REQUIRED WORK =>
Go through the records and extract every line with the word "Vrsaljko".

DATA SHOWN =>
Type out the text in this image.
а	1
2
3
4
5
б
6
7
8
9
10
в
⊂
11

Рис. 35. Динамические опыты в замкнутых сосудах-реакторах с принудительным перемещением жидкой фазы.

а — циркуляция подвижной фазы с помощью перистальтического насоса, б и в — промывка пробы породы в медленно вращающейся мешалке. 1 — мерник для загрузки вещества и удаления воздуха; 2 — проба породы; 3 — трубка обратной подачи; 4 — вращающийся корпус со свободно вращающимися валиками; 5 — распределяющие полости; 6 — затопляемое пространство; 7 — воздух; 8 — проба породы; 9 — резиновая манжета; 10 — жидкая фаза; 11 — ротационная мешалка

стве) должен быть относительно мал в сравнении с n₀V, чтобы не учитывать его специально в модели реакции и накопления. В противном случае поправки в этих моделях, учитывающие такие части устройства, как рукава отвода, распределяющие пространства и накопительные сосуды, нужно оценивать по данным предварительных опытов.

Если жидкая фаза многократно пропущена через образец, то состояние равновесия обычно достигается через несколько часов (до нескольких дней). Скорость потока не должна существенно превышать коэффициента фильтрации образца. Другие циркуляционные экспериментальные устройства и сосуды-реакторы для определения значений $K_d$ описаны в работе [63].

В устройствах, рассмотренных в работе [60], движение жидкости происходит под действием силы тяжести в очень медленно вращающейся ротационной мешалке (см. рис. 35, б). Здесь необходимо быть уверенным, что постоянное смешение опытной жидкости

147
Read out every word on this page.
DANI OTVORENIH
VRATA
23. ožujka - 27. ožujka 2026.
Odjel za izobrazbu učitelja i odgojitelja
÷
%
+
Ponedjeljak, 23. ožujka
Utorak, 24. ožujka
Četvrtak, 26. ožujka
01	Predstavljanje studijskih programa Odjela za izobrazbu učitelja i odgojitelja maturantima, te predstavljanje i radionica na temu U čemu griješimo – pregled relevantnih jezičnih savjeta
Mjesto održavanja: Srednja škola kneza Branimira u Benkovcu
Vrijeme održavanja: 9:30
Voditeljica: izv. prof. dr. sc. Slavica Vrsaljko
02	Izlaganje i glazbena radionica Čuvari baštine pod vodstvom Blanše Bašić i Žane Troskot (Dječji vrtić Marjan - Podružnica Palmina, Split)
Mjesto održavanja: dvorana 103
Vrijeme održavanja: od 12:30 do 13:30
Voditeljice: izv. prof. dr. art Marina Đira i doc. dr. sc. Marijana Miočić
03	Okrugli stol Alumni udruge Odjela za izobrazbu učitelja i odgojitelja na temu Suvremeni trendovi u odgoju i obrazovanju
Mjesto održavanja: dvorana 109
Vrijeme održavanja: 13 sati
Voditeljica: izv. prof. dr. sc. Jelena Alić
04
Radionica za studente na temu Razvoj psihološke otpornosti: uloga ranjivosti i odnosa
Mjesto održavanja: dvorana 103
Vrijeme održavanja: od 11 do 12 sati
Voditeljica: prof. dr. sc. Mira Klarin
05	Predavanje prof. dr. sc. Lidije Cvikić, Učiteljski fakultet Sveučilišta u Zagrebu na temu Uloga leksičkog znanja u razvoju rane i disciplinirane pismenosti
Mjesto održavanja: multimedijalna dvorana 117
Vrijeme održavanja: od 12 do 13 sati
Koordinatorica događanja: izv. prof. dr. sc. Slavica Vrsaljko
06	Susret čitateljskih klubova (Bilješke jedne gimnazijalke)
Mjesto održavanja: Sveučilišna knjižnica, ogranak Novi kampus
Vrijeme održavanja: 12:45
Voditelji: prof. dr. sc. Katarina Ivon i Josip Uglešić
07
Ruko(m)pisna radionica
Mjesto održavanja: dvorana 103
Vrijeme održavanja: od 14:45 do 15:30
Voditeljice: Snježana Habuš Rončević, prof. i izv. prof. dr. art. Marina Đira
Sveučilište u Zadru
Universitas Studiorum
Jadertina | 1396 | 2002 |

TASK RESPONSE =>
Voditeljica: izv. prof. dr. sc. Slavica Vrsaljko
Koordinatorica događanja: izv. prof. dr. sc. Slavica Vrsaljko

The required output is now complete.